Dataset items
## begin

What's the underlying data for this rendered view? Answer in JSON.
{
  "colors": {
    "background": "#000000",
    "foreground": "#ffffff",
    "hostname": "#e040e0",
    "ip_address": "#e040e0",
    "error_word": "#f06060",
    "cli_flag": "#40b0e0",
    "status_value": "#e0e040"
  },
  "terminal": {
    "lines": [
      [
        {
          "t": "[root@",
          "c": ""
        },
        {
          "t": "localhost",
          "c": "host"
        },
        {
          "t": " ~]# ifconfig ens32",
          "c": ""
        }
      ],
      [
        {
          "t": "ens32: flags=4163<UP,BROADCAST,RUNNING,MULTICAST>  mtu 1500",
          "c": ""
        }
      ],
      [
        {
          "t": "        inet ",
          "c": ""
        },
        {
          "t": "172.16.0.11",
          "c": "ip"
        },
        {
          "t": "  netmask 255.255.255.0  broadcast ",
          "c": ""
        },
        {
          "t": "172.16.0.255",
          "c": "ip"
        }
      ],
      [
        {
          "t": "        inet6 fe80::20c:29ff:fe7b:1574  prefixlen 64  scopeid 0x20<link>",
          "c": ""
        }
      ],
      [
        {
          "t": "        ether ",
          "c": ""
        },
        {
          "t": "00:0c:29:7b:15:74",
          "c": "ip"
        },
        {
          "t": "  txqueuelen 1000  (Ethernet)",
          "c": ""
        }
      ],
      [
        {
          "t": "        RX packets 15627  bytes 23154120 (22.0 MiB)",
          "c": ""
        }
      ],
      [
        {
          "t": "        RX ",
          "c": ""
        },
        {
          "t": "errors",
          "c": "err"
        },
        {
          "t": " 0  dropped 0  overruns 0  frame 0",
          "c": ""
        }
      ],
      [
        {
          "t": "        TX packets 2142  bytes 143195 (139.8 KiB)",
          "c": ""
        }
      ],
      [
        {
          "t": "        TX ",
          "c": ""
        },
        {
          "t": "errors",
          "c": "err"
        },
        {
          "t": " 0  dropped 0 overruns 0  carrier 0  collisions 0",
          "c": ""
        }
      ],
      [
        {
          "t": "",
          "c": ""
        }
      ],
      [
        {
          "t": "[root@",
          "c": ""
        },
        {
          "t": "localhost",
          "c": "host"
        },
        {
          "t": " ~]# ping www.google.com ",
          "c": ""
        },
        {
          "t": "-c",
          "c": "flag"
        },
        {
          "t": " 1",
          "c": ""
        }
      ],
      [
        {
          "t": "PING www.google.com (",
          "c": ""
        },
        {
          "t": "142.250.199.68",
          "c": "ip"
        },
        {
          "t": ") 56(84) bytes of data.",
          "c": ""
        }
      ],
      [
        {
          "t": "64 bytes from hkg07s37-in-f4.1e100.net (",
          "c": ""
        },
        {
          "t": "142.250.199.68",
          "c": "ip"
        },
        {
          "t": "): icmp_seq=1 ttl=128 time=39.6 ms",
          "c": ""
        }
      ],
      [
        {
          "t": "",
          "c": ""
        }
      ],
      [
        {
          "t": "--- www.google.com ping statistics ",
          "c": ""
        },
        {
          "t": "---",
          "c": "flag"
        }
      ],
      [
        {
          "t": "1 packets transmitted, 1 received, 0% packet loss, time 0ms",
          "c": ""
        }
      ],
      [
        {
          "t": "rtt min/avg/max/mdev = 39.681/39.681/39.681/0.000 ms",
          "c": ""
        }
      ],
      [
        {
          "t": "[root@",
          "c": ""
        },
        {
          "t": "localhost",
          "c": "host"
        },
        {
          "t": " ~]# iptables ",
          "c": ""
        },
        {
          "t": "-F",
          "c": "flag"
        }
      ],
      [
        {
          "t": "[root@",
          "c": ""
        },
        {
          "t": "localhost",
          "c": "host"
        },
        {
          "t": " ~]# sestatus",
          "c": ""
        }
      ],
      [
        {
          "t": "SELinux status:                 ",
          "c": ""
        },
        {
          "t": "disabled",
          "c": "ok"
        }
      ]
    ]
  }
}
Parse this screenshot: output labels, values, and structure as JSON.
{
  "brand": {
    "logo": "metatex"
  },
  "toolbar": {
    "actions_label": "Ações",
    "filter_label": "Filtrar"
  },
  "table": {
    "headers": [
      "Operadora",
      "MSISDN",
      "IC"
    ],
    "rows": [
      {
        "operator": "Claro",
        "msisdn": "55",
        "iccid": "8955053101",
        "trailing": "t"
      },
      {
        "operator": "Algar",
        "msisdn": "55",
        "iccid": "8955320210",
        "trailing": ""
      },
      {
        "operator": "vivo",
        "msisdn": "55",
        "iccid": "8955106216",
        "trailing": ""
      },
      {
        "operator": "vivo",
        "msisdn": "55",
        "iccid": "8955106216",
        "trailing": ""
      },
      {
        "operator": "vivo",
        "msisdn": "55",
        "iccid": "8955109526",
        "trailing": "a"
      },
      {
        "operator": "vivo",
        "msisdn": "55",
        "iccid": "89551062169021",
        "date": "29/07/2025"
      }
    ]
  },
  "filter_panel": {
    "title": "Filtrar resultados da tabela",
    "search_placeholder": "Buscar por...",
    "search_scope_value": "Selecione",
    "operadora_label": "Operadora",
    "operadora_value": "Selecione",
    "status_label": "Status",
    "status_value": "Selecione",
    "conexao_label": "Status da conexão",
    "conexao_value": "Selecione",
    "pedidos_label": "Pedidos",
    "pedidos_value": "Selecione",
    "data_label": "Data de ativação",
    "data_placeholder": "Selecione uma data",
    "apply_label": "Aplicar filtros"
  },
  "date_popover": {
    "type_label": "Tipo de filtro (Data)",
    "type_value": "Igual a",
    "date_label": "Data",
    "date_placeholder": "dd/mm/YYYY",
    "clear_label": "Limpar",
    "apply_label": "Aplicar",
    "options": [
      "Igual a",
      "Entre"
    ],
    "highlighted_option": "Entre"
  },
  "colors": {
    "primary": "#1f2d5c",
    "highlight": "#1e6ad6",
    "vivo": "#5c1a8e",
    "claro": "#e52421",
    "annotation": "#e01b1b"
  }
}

## end

SET TASK: Look for "packets" and pull out every line that has it.

TASK RESULT:
          "t": "        RX packets 15627  bytes 23154120 (22.0 MiB)",
          "t": "        TX packets 2142  bytes 143195 (139.8 KiB)",
          "t": "1 packets transmitted, 1 received, 0% packet loss, time 0ms",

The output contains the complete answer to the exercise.